start
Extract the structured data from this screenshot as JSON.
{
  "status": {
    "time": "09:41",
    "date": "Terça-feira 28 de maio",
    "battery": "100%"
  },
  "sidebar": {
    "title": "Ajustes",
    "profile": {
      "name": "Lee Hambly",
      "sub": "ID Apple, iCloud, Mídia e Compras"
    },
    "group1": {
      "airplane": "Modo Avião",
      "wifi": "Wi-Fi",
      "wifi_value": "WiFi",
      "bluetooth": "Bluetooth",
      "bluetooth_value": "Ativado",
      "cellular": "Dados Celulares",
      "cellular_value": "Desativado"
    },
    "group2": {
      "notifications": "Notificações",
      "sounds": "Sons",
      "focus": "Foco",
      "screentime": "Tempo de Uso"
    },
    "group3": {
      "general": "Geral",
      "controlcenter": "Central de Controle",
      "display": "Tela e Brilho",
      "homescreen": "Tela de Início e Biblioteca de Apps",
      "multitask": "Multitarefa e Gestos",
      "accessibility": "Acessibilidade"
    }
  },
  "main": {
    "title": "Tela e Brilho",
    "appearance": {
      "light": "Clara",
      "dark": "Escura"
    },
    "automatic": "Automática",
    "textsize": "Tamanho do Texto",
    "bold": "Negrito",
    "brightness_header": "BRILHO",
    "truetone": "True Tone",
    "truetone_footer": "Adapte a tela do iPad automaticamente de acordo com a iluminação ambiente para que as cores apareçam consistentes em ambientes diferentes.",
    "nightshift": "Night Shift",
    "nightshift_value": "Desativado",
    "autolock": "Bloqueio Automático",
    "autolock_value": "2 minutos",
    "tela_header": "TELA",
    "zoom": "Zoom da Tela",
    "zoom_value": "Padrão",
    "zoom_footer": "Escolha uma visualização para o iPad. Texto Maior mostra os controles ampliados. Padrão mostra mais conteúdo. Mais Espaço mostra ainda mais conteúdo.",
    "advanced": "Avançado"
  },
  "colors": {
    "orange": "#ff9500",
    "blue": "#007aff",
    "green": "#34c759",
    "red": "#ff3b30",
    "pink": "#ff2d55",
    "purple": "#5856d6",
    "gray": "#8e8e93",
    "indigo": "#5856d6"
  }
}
end
#### Given request
Please repeat the listing above in full and exactly.

#### Task answer
Extract the structured data from this screenshot as JSON.
{
  "status": {
    "time": "09:41",
    "date": "Terça-feira 28 de maio",
    "battery": "100%"
  },
  "sidebar": {
    "title": "Ajustes",
    "profile": {
      "name": "Lee Hambly",
      "sub": "ID Apple, iCloud, Mídia e Compras"
    },
    "group1": {
      "airplane": "Modo Avião",
      "wifi": "Wi-Fi",
      "wifi_value": "WiFi",
      "bluetooth": "Bluetooth",
      "bluetooth_value": "Ativado",
      "cellular": "Dados Celulares",
      "cellular_value": "Desativado"
    },
    "group2": {
      "notifications": "Notificações",
      "sounds": "Sons",
      "focus": "Foco",
      "screentime": "Tempo de Uso"
    },
    "group3": {
      "general": "Geral",
      "controlcenter": "Central de Controle",
      "display": "Tela e Brilho",
      "homescreen": "Tela de Início e Biblioteca de Apps",
      "multitask": "Multitarefa e Gestos",
      "accessibility": "Acessibilidade"
    }
  },
  "main": {
    "title": "Tela e Brilho",
    "appearance": {
      "light": "Clara",
      "dark": "Escura"
    },
    "automatic": "Automática",
    "textsize": "Tamanho do Texto",
    "bold": "Negrito",
    "brightness_header": "BRILHO",
    "truetone": "True Tone",
    "truetone_footer": "Adapte a tela do iPad automaticamente de acordo com a iluminação ambiente para que as cores apareçam consistentes em ambientes diferentes.",
    "nightshift": "Night Shift",
    "nightshift_value": "Desativado",
    "autolock": "Bloqueio Automático",
    "autolock_value": "2 minutos",
    "tela_header": "TELA",
    "zoom": "Zoom da Tela",
    "zoom_value": "Padrão",
    "zoom_footer": "Escolha uma visualização para o iPad. Texto Maior mostra os controles ampliados. Padrão mostra mais conteúdo. Mais Espaço mostra ainda mais conteúdo.",
    "advanced": "Avançado"
  },
  "colors": {
    "orange": "#ff9500",
    "blue": "#007aff",
    "green": "#34c759",
    "red": "#ff3b30",
    "pink": "#ff2d55",
    "purple": "#5856d6",
    "gray": "#8e8e93",
    "indigo": "#5856d6"
  }
}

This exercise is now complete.